>>>

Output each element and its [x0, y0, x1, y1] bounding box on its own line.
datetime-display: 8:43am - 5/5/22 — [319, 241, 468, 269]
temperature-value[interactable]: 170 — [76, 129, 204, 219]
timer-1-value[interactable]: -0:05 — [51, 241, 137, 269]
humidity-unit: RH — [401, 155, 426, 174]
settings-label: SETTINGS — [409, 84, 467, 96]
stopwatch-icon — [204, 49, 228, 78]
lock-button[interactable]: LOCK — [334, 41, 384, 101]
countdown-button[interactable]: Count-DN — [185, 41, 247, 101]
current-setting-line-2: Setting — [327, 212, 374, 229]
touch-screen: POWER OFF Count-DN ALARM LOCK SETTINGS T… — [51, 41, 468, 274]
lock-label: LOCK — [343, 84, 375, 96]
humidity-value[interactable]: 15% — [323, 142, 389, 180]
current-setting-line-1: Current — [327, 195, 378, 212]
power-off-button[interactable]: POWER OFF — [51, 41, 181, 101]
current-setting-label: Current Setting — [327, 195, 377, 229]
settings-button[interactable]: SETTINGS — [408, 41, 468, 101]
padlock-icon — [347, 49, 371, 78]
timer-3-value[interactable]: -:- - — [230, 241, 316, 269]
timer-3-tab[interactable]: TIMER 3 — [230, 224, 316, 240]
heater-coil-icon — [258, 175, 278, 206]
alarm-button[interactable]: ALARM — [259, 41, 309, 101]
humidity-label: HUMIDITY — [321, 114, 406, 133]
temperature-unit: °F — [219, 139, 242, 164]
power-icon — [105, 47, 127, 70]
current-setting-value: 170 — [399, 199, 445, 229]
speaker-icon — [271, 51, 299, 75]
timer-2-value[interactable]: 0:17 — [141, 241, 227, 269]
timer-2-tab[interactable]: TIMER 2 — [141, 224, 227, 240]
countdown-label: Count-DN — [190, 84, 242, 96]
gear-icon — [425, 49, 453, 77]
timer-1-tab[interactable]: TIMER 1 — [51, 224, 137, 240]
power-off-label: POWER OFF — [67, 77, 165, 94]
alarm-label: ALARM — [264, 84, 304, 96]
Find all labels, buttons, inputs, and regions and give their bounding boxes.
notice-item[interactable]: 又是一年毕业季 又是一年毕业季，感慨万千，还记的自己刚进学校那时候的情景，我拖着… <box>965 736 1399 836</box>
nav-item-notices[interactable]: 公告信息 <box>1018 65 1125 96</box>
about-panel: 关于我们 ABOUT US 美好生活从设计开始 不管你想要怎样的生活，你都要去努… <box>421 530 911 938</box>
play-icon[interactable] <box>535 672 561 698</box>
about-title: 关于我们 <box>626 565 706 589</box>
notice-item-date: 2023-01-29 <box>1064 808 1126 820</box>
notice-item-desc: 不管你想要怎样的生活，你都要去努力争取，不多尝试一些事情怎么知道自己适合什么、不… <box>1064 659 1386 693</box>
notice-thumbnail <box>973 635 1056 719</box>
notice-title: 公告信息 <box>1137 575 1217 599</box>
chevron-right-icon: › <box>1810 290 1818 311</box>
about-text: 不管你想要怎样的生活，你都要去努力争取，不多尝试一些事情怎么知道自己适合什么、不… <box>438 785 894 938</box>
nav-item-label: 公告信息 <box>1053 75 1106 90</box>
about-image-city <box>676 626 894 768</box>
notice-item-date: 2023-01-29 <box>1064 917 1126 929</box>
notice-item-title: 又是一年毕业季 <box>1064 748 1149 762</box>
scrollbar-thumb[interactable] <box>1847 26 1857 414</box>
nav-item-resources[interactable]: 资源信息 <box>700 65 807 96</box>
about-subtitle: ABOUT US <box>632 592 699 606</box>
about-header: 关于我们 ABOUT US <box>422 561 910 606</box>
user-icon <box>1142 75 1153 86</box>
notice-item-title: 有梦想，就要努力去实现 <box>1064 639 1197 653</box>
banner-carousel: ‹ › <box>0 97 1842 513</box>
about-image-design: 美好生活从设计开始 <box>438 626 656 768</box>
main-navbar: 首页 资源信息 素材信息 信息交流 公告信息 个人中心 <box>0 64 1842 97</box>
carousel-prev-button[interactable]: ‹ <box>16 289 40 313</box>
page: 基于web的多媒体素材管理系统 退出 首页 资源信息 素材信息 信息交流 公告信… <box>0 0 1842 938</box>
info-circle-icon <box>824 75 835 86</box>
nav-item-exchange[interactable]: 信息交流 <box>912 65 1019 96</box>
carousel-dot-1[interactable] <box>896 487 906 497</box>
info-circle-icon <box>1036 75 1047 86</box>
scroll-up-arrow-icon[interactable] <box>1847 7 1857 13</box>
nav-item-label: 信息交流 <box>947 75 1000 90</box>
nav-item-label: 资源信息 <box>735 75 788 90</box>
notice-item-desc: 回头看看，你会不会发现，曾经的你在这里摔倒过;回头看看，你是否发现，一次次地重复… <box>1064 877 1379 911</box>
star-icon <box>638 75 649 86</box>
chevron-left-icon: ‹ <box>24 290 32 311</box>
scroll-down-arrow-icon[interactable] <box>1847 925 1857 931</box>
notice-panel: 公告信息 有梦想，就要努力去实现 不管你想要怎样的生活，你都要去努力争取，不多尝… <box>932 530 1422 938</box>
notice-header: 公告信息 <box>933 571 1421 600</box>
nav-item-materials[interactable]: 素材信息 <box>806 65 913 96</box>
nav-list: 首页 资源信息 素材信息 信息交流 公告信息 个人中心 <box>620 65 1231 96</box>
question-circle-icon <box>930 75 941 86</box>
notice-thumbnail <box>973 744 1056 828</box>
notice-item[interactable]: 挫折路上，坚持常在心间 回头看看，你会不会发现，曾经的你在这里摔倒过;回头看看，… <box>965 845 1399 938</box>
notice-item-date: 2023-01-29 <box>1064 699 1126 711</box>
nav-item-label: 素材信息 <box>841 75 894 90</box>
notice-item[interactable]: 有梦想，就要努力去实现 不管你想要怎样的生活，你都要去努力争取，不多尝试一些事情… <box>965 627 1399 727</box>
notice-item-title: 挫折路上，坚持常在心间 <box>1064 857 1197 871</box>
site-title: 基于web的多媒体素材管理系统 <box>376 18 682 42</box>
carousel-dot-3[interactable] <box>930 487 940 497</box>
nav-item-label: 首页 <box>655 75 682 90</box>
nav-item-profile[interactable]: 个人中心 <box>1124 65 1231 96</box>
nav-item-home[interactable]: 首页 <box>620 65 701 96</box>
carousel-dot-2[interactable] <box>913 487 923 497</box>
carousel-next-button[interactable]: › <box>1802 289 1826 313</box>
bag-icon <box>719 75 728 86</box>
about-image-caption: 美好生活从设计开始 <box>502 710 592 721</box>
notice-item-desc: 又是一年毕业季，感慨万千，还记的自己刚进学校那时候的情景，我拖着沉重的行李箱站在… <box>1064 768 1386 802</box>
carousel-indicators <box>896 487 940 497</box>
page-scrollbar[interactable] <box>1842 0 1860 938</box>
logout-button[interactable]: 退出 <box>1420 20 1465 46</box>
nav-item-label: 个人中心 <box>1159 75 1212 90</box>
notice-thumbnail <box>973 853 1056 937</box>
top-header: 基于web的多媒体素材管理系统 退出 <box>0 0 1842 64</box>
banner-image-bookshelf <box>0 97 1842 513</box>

<<<
>>>

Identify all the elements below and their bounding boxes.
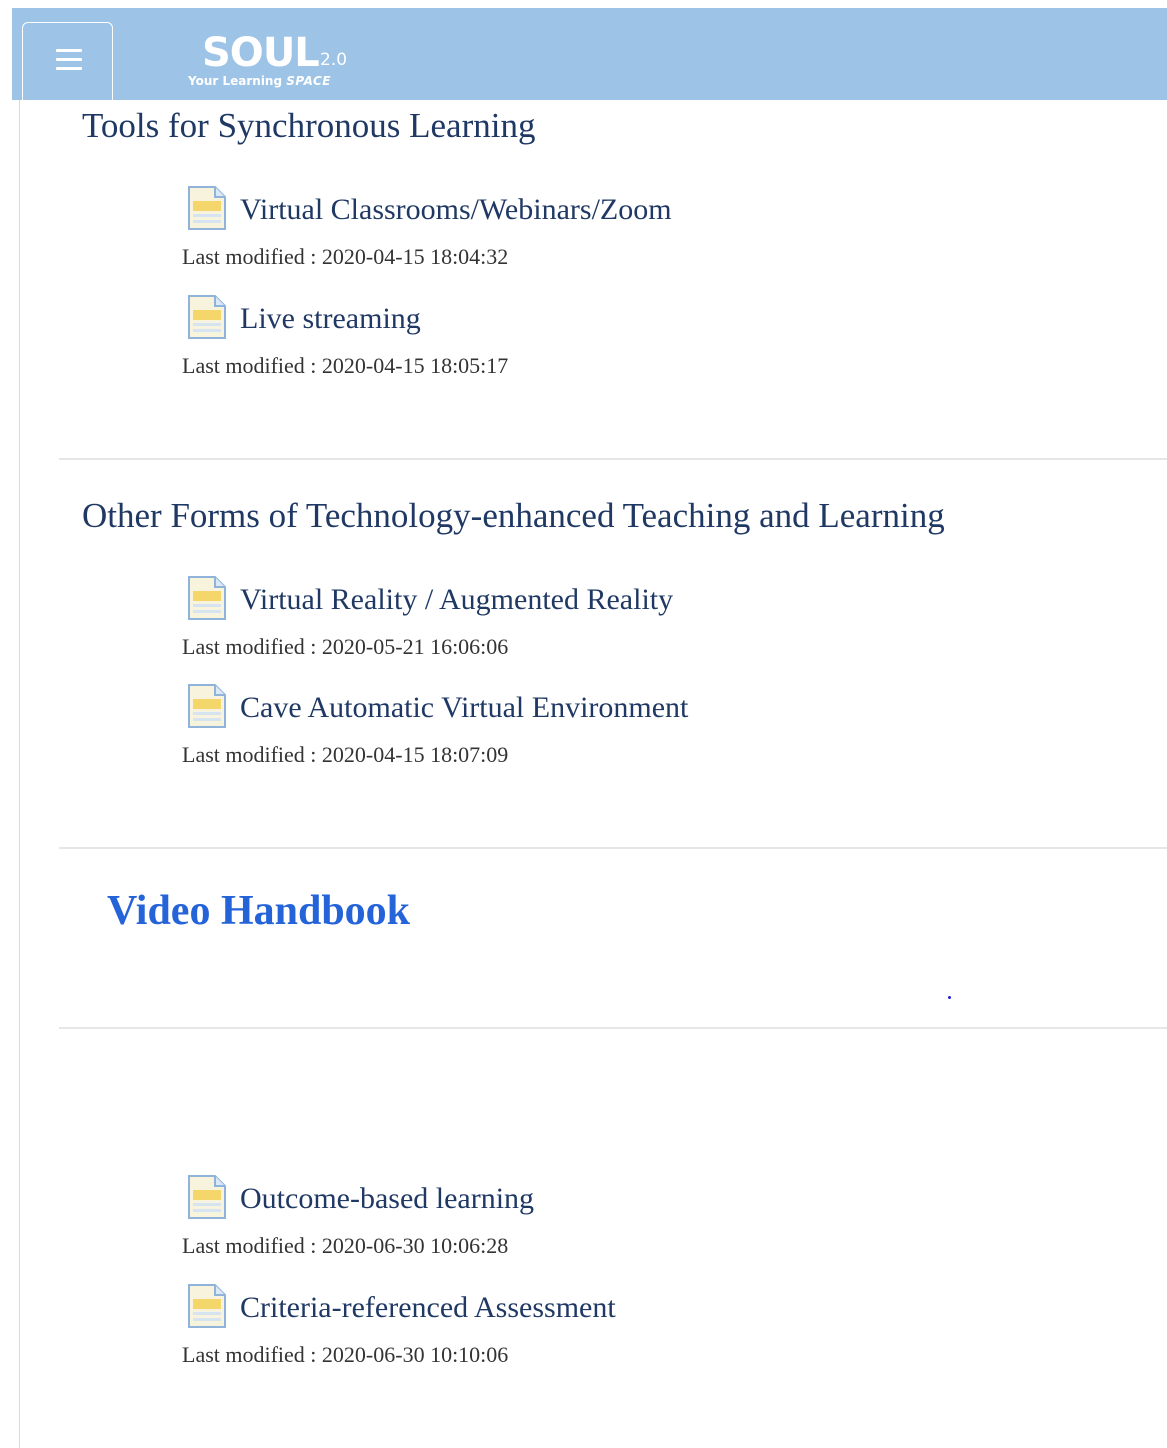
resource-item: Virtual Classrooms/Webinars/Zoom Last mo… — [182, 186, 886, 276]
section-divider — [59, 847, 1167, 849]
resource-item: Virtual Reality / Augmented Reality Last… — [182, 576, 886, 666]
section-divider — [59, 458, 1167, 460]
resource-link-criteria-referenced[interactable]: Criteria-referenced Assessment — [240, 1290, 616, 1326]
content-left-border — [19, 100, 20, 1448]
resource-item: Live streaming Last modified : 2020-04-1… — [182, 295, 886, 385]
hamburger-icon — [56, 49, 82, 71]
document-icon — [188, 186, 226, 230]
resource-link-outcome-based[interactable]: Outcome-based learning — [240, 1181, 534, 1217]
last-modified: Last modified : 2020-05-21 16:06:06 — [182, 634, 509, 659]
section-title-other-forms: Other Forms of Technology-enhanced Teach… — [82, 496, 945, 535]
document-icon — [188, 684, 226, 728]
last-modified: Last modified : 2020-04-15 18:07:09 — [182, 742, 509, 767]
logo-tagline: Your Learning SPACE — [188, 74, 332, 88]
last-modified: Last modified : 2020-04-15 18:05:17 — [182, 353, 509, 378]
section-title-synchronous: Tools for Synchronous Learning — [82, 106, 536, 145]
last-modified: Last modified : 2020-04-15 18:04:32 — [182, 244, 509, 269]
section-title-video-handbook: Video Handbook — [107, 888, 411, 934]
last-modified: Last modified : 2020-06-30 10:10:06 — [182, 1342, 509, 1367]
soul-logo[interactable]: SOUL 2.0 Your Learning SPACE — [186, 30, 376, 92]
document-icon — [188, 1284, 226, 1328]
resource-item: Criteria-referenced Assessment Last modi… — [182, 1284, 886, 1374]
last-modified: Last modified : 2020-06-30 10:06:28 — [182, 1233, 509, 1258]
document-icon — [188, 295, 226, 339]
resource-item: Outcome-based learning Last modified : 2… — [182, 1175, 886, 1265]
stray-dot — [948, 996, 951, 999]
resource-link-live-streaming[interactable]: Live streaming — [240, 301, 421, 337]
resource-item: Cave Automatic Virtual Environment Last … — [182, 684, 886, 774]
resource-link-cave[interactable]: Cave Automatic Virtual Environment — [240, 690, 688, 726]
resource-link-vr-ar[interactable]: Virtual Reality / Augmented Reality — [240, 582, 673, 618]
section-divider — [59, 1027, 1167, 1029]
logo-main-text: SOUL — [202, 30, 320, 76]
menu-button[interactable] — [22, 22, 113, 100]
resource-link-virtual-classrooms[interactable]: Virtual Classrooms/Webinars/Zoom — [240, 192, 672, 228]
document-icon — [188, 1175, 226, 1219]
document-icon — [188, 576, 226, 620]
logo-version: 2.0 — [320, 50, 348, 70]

<<<

INSTRUCTIONS TO FOLLOW –
Please repeat everything in the records from the line containing "resource-item: Virtual Classrooms/Webinars/Zoom" down to the line containing "section-title-video-handbook: Video Handbook", both of those lines included, exactly as they stand.

PROBLEM SOLUTION –
resource-item: Virtual Classrooms/Webinars/Zoom Last mo… — [182, 186, 886, 276]
section-divider — [59, 847, 1167, 849]
resource-item: Virtual Reality / Augmented Reality Last… — [182, 576, 886, 666]
section-divider — [59, 458, 1167, 460]
resource-link-criteria-referenced[interactable]: Criteria-referenced Assessment — [240, 1290, 616, 1326]
content-left-border — [19, 100, 20, 1448]
resource-item: Live streaming Last modified : 2020-04-1… — [182, 295, 886, 385]
hamburger-icon — [56, 49, 82, 71]
document-icon — [188, 186, 226, 230]
resource-link-outcome-based[interactable]: Outcome-based learning — [240, 1181, 534, 1217]
last-modified: Last modified : 2020-05-21 16:06:06 — [182, 634, 509, 659]
section-title-other-forms: Other Forms of Technology-enhanced Teach… — [82, 496, 945, 535]
document-icon — [188, 684, 226, 728]
last-modified: Last modified : 2020-04-15 18:07:09 — [182, 742, 509, 767]
logo-tagline: Your Learning SPACE — [188, 74, 332, 88]
last-modified: Last modified : 2020-04-15 18:05:17 — [182, 353, 509, 378]
section-title-synchronous: Tools for Synchronous Learning — [82, 106, 536, 145]
last-modified: Last modified : 2020-04-15 18:04:32 — [182, 244, 509, 269]
section-title-video-handbook: Video Handbook — [107, 888, 411, 934]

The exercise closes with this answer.